● EXERCISE OBJECTIVE: Work out the number of lines in the listing that include the string "name". Reply with that number alone.

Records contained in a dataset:
- - - - - - -
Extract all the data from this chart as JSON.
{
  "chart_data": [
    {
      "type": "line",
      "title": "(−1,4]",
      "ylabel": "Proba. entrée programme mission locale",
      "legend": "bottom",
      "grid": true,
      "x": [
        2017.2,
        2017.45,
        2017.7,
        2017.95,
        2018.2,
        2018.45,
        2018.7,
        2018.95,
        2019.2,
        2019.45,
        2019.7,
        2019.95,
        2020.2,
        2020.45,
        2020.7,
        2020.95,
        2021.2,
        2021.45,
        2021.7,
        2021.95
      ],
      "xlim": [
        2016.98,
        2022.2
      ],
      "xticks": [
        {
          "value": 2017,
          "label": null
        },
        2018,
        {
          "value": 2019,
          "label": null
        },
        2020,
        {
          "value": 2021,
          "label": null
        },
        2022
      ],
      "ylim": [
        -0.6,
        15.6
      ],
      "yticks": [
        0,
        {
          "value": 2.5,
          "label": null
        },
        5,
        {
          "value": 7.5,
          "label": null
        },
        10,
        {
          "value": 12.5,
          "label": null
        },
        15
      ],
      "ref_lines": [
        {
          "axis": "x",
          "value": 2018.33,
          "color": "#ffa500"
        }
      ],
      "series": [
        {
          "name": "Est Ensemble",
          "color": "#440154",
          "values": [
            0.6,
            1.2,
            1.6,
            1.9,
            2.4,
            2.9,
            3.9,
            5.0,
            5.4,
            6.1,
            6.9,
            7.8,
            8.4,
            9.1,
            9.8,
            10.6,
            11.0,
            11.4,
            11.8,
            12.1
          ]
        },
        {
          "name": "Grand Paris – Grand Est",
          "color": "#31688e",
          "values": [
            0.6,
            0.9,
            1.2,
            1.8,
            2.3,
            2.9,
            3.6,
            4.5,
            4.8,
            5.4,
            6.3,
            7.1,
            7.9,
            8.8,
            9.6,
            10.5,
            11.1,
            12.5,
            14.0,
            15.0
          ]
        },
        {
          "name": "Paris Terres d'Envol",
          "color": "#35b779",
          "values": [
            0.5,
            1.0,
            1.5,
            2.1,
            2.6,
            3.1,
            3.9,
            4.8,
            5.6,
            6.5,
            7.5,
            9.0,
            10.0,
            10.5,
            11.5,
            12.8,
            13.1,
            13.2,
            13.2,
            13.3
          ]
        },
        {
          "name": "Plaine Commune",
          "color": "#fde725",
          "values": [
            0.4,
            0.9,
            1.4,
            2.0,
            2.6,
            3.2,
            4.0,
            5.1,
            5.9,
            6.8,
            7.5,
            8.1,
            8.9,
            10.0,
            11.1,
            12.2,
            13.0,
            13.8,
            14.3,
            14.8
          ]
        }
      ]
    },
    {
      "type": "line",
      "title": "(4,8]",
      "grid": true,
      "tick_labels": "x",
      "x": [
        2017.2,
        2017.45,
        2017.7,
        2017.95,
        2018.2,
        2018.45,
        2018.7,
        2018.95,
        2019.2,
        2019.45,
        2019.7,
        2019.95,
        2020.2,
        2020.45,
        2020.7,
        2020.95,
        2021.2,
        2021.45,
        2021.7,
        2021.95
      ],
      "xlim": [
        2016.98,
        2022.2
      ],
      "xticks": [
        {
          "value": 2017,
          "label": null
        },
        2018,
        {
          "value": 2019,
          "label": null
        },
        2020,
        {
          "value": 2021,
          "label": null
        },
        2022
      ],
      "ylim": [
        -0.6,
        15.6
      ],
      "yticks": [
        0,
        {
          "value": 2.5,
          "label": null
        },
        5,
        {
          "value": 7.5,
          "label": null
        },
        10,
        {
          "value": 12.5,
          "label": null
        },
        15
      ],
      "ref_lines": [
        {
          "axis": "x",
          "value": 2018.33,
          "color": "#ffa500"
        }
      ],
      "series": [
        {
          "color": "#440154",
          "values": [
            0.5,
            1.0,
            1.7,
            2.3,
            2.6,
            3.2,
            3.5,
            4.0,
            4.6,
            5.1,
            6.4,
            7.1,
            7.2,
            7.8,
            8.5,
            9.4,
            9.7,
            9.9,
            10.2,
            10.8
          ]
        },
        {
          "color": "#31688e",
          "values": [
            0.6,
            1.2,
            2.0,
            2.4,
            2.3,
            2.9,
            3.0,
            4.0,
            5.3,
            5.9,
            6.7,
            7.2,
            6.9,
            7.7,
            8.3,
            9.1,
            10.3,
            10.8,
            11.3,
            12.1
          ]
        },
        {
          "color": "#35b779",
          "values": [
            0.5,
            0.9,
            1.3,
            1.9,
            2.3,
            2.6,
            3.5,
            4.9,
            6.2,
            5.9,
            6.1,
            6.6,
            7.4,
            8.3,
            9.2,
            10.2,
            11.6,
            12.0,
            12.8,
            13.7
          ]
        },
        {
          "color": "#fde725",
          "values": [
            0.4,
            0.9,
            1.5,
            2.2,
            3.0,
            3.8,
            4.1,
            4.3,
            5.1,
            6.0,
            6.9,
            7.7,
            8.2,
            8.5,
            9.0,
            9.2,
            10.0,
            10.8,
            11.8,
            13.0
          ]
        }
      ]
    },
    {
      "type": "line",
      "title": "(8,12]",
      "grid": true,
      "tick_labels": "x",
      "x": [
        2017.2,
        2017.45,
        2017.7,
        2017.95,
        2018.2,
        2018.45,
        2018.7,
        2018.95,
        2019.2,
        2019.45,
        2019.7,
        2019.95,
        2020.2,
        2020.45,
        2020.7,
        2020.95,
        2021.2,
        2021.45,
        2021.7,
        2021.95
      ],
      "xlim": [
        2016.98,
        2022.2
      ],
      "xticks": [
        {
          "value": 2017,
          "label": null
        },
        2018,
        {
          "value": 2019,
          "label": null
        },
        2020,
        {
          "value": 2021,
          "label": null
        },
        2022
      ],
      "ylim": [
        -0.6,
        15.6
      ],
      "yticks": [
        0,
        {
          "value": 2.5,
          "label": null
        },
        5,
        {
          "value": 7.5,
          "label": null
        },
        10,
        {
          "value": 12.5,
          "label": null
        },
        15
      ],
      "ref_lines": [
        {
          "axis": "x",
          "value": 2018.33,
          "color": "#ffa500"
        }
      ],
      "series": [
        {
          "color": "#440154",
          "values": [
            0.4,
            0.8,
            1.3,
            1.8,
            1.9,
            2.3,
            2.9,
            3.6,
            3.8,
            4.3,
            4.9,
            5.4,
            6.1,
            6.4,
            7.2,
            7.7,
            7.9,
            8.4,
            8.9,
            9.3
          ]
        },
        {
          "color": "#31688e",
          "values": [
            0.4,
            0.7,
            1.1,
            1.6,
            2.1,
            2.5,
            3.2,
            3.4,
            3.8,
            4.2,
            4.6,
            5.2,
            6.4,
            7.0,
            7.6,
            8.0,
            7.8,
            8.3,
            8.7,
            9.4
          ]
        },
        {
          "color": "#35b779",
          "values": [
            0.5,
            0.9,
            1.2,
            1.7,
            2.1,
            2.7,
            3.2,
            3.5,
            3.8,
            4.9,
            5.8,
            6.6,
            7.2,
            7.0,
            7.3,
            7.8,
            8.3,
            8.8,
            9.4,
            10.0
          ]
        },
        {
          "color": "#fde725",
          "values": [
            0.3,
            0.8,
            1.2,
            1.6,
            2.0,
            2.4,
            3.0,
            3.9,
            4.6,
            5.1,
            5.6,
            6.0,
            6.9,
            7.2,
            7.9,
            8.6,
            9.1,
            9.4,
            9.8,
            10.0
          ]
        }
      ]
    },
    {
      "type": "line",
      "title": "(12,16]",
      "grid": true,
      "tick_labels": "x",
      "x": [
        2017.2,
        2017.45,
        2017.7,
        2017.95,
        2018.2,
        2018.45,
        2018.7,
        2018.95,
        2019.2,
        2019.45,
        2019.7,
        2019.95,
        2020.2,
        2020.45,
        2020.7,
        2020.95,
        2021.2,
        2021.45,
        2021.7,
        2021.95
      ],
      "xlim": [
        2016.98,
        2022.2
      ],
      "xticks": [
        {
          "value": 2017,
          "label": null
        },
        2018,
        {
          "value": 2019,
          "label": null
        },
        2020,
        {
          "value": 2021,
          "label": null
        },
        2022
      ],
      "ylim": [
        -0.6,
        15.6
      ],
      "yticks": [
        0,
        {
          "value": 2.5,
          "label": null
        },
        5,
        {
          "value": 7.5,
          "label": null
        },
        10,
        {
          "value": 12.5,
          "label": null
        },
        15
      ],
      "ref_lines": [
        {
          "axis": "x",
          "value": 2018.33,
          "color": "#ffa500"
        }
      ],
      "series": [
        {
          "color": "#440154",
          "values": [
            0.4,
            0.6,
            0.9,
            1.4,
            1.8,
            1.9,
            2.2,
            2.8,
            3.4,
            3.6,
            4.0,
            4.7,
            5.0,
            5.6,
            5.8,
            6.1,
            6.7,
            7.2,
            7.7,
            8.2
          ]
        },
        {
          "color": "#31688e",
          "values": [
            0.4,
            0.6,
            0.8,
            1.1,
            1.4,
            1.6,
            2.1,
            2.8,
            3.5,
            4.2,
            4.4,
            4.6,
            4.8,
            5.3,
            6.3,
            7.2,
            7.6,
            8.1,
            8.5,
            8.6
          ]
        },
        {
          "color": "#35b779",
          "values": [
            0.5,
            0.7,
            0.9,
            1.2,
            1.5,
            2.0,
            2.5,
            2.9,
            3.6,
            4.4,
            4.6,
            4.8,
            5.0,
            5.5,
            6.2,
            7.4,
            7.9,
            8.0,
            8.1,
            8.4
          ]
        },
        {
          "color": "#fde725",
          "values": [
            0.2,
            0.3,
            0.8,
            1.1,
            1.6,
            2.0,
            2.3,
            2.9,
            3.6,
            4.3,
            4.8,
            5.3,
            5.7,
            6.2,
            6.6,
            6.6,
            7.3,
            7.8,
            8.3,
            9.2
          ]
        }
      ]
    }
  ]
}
- - - - - - -
● REPLY TO THE TASK: 4